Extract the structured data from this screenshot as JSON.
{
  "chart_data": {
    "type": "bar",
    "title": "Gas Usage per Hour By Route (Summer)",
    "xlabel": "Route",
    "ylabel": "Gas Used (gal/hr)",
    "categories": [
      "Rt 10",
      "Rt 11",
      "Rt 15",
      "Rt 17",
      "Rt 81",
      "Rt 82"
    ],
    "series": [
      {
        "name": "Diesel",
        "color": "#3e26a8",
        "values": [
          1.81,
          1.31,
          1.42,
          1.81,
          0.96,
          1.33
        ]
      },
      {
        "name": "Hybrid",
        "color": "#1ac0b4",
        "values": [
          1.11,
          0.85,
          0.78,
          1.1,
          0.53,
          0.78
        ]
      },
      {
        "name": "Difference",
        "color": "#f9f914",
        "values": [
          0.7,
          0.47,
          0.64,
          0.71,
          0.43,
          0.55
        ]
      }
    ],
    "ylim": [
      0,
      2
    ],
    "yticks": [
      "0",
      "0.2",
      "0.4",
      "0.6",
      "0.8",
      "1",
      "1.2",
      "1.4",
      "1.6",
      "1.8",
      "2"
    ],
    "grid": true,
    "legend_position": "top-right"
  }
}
════
Aim:
List the lines of the records where "color" occurs.

The result:
        "color": "#3e26a8",
        "color": "#1ac0b4",
        "color": "#f9f914",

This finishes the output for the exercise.